Work instructions ▸ Exactly repeat the material, dropping only the pictures.

--- Start of Task input ---

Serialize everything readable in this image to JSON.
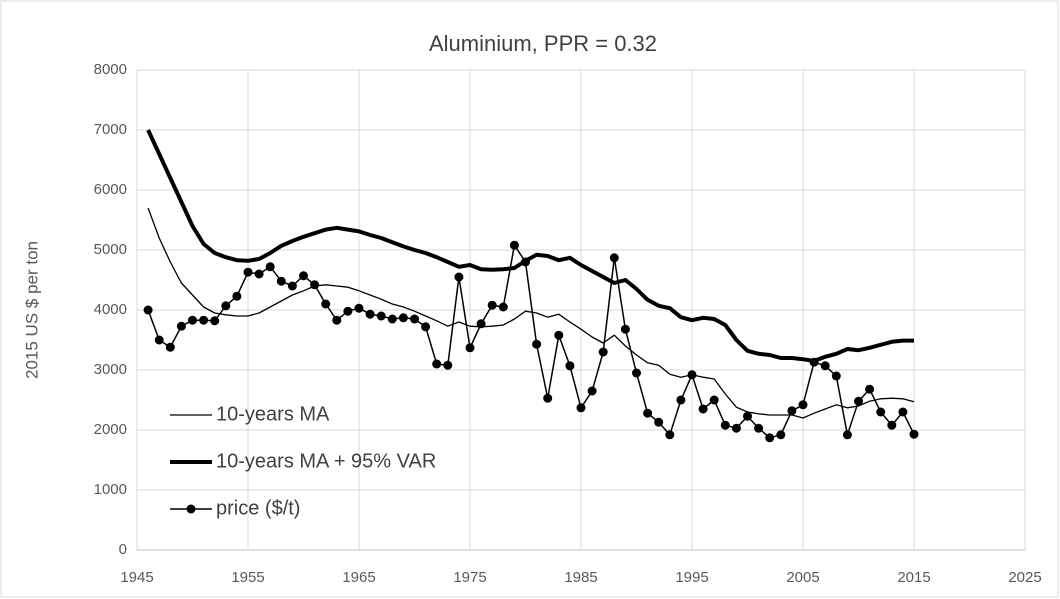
{
  "chart_data": {
    "type": "line",
    "title": "Aluminium, PPR  = 0.32",
    "y_label": "2015 US $ per ton",
    "x": [
      1946,
      1947,
      1948,
      1949,
      1950,
      1951,
      1952,
      1953,
      1954,
      1955,
      1956,
      1957,
      1958,
      1959,
      1960,
      1961,
      1962,
      1963,
      1964,
      1965,
      1966,
      1967,
      1968,
      1969,
      1970,
      1971,
      1972,
      1973,
      1974,
      1975,
      1976,
      1977,
      1978,
      1979,
      1980,
      1981,
      1982,
      1983,
      1984,
      1985,
      1986,
      1987,
      1988,
      1989,
      1990,
      1991,
      1992,
      1993,
      1994,
      1995,
      1996,
      1997,
      1998,
      1999,
      2000,
      2001,
      2002,
      2003,
      2004,
      2005,
      2006,
      2007,
      2008,
      2009,
      2010,
      2011,
      2012,
      2013,
      2014,
      2015
    ],
    "series": [
      {
        "name": "10-years MA",
        "color": "#000000",
        "line_width": 1.3,
        "markers": false,
        "values": [
          5700,
          5200,
          4800,
          4450,
          4250,
          4050,
          3950,
          3920,
          3900,
          3900,
          3950,
          4050,
          4150,
          4250,
          4320,
          4400,
          4420,
          4400,
          4380,
          4320,
          4250,
          4180,
          4100,
          4050,
          3980,
          3900,
          3820,
          3730,
          3800,
          3730,
          3720,
          3730,
          3750,
          3850,
          3980,
          3950,
          3880,
          3930,
          3800,
          3680,
          3550,
          3450,
          3580,
          3400,
          3250,
          3120,
          3080,
          2930,
          2880,
          2920,
          2880,
          2850,
          2600,
          2380,
          2300,
          2270,
          2250,
          2250,
          2250,
          2200,
          2280,
          2350,
          2420,
          2370,
          2400,
          2480,
          2520,
          2530,
          2520,
          2470
        ]
      },
      {
        "name": "10-years MA + 95% VAR",
        "color": "#000000",
        "line_width": 4,
        "markers": false,
        "values": [
          7000,
          6600,
          6200,
          5800,
          5400,
          5100,
          4950,
          4880,
          4830,
          4820,
          4850,
          4950,
          5070,
          5150,
          5220,
          5280,
          5340,
          5370,
          5340,
          5310,
          5250,
          5200,
          5130,
          5060,
          5000,
          4950,
          4880,
          4800,
          4720,
          4750,
          4680,
          4670,
          4680,
          4700,
          4820,
          4920,
          4900,
          4830,
          4870,
          4750,
          4650,
          4550,
          4450,
          4500,
          4350,
          4170,
          4070,
          4030,
          3880,
          3830,
          3870,
          3850,
          3750,
          3500,
          3320,
          3270,
          3250,
          3200,
          3200,
          3180,
          3150,
          3220,
          3270,
          3350,
          3330,
          3370,
          3420,
          3470,
          3490,
          3490
        ]
      },
      {
        "name": "price ($/t)",
        "color": "#000000",
        "line_width": 1.5,
        "markers": true,
        "values": [
          4000,
          3500,
          3380,
          3730,
          3830,
          3830,
          3820,
          4070,
          4230,
          4630,
          4600,
          4720,
          4480,
          4400,
          4570,
          4420,
          4100,
          3830,
          3980,
          4030,
          3930,
          3900,
          3850,
          3870,
          3850,
          3720,
          3100,
          3080,
          4550,
          3370,
          3770,
          4080,
          4050,
          5080,
          4800,
          3430,
          2530,
          3580,
          3070,
          2370,
          2650,
          3300,
          4870,
          3680,
          2950,
          2280,
          2130,
          1920,
          2500,
          2920,
          2350,
          2500,
          2080,
          2030,
          2230,
          2030,
          1870,
          1920,
          2320,
          2420,
          3130,
          3070,
          2900,
          1920,
          2480,
          2680,
          2300,
          2080,
          2300,
          1930
        ]
      }
    ],
    "xlim": [
      1945,
      2025
    ],
    "xticks": [
      1945,
      1955,
      1965,
      1975,
      1985,
      1995,
      2005,
      2015,
      2025
    ],
    "ylim": [
      0,
      8000
    ],
    "yticks": [
      0,
      1000,
      2000,
      3000,
      4000,
      5000,
      6000,
      7000,
      8000
    ],
    "grid": true,
    "legend": "lower left"
  }
}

--- End of Task input ---

Result below ▸
Serialize everything readable in this image to JSON.
{
  "chart_data": {
    "type": "line",
    "title": "Aluminium, PPR  = 0.32",
    "y_label": "2015 US $ per ton",
    "x": [
      1946,
      1947,
      1948,
      1949,
      1950,
      1951,
      1952,
      1953,
      1954,
      1955,
      1956,
      1957,
      1958,
      1959,
      1960,
      1961,
      1962,
      1963,
      1964,
      1965,
      1966,
      1967,
      1968,
      1969,
      1970,
      1971,
      1972,
      1973,
      1974,
      1975,
      1976,
      1977,
      1978,
      1979,
      1980,
      1981,
      1982,
      1983,
      1984,
      1985,
      1986,
      1987,
      1988,
      1989,
      1990,
      1991,
      1992,
      1993,
      1994,
      1995,
      1996,
      1997,
      1998,
      1999,
      2000,
      2001,
      2002,
      2003,
      2004,
      2005,
      2006,
      2007,
      2008,
      2009,
      2010,
      2011,
      2012,
      2013,
      2014,
      2015
    ],
    "series": [
      {
        "name": "10-years MA",
        "color": "#000000",
        "line_width": 1.3,
        "markers": false,
        "values": [
          5700,
          5200,
          4800,
          4450,
          4250,
          4050,
          3950,
          3920,
          3900,
          3900,
          3950,
          4050,
          4150,
          4250,
          4320,
          4400,
          4420,
          4400,
          4380,
          4320,
          4250,
          4180,
          4100,
          4050,
          3980,
          3900,
          3820,
          3730,
          3800,
          3730,
          3720,
          3730,
          3750,
          3850,
          3980,
          3950,
          3880,
          3930,
          3800,
          3680,
          3550,
          3450,
          3580,
          3400,
          3250,
          3120,
          3080,
          2930,
          2880,
          2920,
          2880,
          2850,
          2600,
          2380,
          2300,
          2270,
          2250,
          2250,
          2250,
          2200,
          2280,
          2350,
          2420,
          2370,
          2400,
          2480,
          2520,
          2530,
          2520,
          2470
        ]
      },
      {
        "name": "10-years MA + 95% VAR",
        "color": "#000000",
        "line_width": 4,
        "markers": false,
        "values": [
          7000,
          6600,
          6200,
          5800,
          5400,
          5100,
          4950,
          4880,
          4830,
          4820,
          4850,
          4950,
          5070,
          5150,
          5220,
          5280,
          5340,
          5370,
          5340,
          5310,
          5250,
          5200,
          5130,
          5060,
          5000,
          4950,
          4880,
          4800,
          4720,
          4750,
          4680,
          4670,
          4680,
          4700,
          4820,
          4920,
          4900,
          4830,
          4870,
          4750,
          4650,
          4550,
          4450,
          4500,
          4350,
          4170,
          4070,
          4030,
          3880,
          3830,
          3870,
          3850,
          3750,
          3500,
          3320,
          3270,
          3250,
          3200,
          3200,
          3180,
          3150,
          3220,
          3270,
          3350,
          3330,
          3370,
          3420,
          3470,
          3490,
          3490
        ]
      },
      {
        "name": "price ($/t)",
        "color": "#000000",
        "line_width": 1.5,
        "markers": true,
        "values": [
          4000,
          3500,
          3380,
          3730,
          3830,
          3830,
          3820,
          4070,
          4230,
          4630,
          4600,
          4720,
          4480,
          4400,
          4570,
          4420,
          4100,
          3830,
          3980,
          4030,
          3930,
          3900,
          3850,
          3870,
          3850,
          3720,
          3100,
          3080,
          4550,
          3370,
          3770,
          4080,
          4050,
          5080,
          4800,
          3430,
          2530,
          3580,
          3070,
          2370,
          2650,
          3300,
          4870,
          3680,
          2950,
          2280,
          2130,
          1920,
          2500,
          2920,
          2350,
          2500,
          2080,
          2030,
          2230,
          2030,
          1870,
          1920,
          2320,
          2420,
          3130,
          3070,
          2900,
          1920,
          2480,
          2680,
          2300,
          2080,
          2300,
          1930
        ]
      }
    ],
    "xlim": [
      1945,
      2025
    ],
    "xticks": [
      1945,
      1955,
      1965,
      1975,
      1985,
      1995,
      2005,
      2015,
      2025
    ],
    "ylim": [
      0,
      8000
    ],
    "yticks": [
      0,
      1000,
      2000,
      3000,
      4000,
      5000,
      6000,
      7000,
      8000
    ],
    "grid": true,
    "legend": "lower left"
  }
}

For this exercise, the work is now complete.